### Dataset records
◆ ◆ ◆

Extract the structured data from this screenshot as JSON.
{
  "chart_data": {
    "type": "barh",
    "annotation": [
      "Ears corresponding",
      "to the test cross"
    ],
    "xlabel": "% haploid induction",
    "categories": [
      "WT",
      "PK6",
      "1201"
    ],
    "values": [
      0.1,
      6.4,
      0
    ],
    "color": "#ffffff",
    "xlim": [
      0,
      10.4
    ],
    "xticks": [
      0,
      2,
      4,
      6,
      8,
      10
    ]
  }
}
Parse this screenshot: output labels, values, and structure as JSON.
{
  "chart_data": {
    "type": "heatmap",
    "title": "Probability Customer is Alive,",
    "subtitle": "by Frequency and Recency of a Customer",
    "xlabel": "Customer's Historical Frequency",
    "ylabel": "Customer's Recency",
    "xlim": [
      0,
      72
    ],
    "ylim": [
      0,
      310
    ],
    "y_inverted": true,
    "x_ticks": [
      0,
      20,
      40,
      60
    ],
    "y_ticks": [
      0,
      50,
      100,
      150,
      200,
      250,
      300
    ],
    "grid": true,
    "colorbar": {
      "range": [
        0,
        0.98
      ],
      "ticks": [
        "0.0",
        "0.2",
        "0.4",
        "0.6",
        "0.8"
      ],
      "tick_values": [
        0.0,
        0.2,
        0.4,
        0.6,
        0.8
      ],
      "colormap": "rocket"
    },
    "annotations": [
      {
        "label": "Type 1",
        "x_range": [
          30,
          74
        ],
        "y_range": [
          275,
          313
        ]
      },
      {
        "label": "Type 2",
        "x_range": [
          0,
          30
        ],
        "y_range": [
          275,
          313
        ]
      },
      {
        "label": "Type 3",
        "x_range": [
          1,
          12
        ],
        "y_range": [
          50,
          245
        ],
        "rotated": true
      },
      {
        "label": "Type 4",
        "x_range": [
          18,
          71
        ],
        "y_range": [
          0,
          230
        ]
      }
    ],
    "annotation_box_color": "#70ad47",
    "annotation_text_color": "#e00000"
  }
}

◆ ◆ ◆

### EXERCISE BRIEF
Repeat the data above, word for word.

### FULL OUTPUT
Extract the structured data from this screenshot as JSON.
{
  "chart_data": {
    "type": "barh",
    "annotation": [
      "Ears corresponding",
      "to the test cross"
    ],
    "xlabel": "% haploid induction",
    "categories": [
      "WT",
      "PK6",
      "1201"
    ],
    "values": [
      0.1,
      6.4,
      0
    ],
    "color": "#ffffff",
    "xlim": [
      0,
      10.4
    ],
    "xticks": [
      0,
      2,
      4,
      6,
      8,
      10
    ]
  }
}
Parse this screenshot: output labels, values, and structure as JSON.
{
  "chart_data": {
    "type": "heatmap",
    "title": "Probability Customer is Alive,",
    "subtitle": "by Frequency and Recency of a Customer",
    "xlabel": "Customer's Historical Frequency",
    "ylabel": "Customer's Recency",
    "xlim": [
      0,
      72
    ],
    "ylim": [
      0,
      310
    ],
    "y_inverted": true,
    "x_ticks": [
      0,
      20,
      40,
      60
    ],
    "y_ticks": [
      0,
      50,
      100,
      150,
      200,
      250,
      300
    ],
    "grid": true,
    "colorbar": {
      "range": [
        0,
        0.98
      ],
      "ticks": [
        "0.0",
        "0.2",
        "0.4",
        "0.6",
        "0.8"
      ],
      "tick_values": [
        0.0,
        0.2,
        0.4,
        0.6,
        0.8
      ],
      "colormap": "rocket"
    },
    "annotations": [
      {
        "label": "Type 1",
        "x_range": [
          30,
          74
        ],
        "y_range": [
          275,
          313
        ]
      },
      {
        "label": "Type 2",
        "x_range": [
          0,
          30
        ],
        "y_range": [
          275,
          313
        ]
      },
      {
        "label": "Type 3",
        "x_range": [
          1,
          12
        ],
        "y_range": [
          50,
          245
        ],
        "rotated": true
      },
      {
        "label": "Type 4",
        "x_range": [
          18,
          71
        ],
        "y_range": [
          0,
          230
        ]
      }
    ],
    "annotation_box_color": "#70ad47",
    "annotation_text_color": "#e00000"
  }
}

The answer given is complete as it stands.